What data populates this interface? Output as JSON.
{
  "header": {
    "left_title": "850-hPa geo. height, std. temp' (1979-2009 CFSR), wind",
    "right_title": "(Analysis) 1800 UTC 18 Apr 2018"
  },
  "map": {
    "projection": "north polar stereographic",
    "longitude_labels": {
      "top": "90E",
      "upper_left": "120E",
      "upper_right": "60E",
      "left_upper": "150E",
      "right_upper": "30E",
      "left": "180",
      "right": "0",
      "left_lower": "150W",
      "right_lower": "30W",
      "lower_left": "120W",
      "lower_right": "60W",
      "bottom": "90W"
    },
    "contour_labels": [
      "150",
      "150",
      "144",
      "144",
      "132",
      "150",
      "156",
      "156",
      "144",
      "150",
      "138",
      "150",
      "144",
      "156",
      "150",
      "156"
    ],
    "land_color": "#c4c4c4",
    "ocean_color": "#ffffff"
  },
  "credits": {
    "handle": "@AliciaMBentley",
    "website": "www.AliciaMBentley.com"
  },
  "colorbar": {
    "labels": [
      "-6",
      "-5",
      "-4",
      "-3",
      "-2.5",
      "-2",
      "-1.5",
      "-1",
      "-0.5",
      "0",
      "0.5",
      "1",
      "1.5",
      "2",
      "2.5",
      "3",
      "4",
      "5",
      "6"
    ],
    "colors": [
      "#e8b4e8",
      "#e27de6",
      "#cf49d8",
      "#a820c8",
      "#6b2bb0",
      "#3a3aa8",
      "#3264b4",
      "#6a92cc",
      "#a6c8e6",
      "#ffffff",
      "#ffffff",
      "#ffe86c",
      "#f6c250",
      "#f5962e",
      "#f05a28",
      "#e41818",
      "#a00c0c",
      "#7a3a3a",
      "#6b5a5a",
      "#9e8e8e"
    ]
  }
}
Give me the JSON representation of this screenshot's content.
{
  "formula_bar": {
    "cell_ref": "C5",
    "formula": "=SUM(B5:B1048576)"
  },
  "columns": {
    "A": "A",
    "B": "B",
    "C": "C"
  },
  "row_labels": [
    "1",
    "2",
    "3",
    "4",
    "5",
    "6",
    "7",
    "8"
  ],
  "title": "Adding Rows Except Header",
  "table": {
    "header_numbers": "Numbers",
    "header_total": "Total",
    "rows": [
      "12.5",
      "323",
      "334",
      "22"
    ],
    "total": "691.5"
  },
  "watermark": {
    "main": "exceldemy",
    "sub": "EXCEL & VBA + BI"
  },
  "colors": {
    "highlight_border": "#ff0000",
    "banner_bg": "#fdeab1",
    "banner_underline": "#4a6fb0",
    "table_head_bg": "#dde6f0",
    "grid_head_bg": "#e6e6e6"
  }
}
┄┄┄┄┄┄┄┄┄┄
▶ EXERCISE AIM
Please return the data above exactly as given.

▶ ANSWER
What data populates this interface? Output as JSON.
{
  "header": {
    "left_title": "850-hPa geo. height, std. temp' (1979-2009 CFSR), wind",
    "right_title": "(Analysis) 1800 UTC 18 Apr 2018"
  },
  "map": {
    "projection": "north polar stereographic",
    "longitude_labels": {
      "top": "90E",
      "upper_left": "120E",
      "upper_right": "60E",
      "left_upper": "150E",
      "right_upper": "30E",
      "left": "180",
      "right": "0",
      "left_lower": "150W",
      "right_lower": "30W",
      "lower_left": "120W",
      "lower_right": "60W",
      "bottom": "90W"
    },
    "contour_labels": [
      "150",
      "150",
      "144",
      "144",
      "132",
      "150",
      "156",
      "156",
      "144",
      "150",
      "138",
      "150",
      "144",
      "156",
      "150",
      "156"
    ],
    "land_color": "#c4c4c4",
    "ocean_color": "#ffffff"
  },
  "credits": {
    "handle": "@AliciaMBentley",
    "website": "www.AliciaMBentley.com"
  },
  "colorbar": {
    "labels": [
      "-6",
      "-5",
      "-4",
      "-3",
      "-2.5",
      "-2",
      "-1.5",
      "-1",
      "-0.5",
      "0",
      "0.5",
      "1",
      "1.5",
      "2",
      "2.5",
      "3",
      "4",
      "5",
      "6"
    ],
    "colors": [
      "#e8b4e8",
      "#e27de6",
      "#cf49d8",
      "#a820c8",
      "#6b2bb0",
      "#3a3aa8",
      "#3264b4",
      "#6a92cc",
      "#a6c8e6",
      "#ffffff",
      "#ffffff",
      "#ffe86c",
      "#f6c250",
      "#f5962e",
      "#f05a28",
      "#e41818",
      "#a00c0c",
      "#7a3a3a",
      "#6b5a5a",
      "#9e8e8e"
    ]
  }
}
Give me the JSON representation of this screenshot's content.
{
  "formula_bar": {
    "cell_ref": "C5",
    "formula": "=SUM(B5:B1048576)"
  },
  "columns": {
    "A": "A",
    "B": "B",
    "C": "C"
  },
  "row_labels": [
    "1",
    "2",
    "3",
    "4",
    "5",
    "6",
    "7",
    "8"
  ],
  "title": "Adding Rows Except Header",
  "table": {
    "header_numbers": "Numbers",
    "header_total": "Total",
    "rows": [
      "12.5",
      "323",
      "334",
      "22"
    ],
    "total": "691.5"
  },
  "watermark": {
    "main": "exceldemy",
    "sub": "EXCEL & VBA + BI"
  },
  "colors": {
    "highlight_border": "#ff0000",
    "banner_bg": "#fdeab1",
    "banner_underline": "#4a6fb0",
    "table_head_bg": "#dde6f0",
    "grid_head_bg": "#e6e6e6"
  }
}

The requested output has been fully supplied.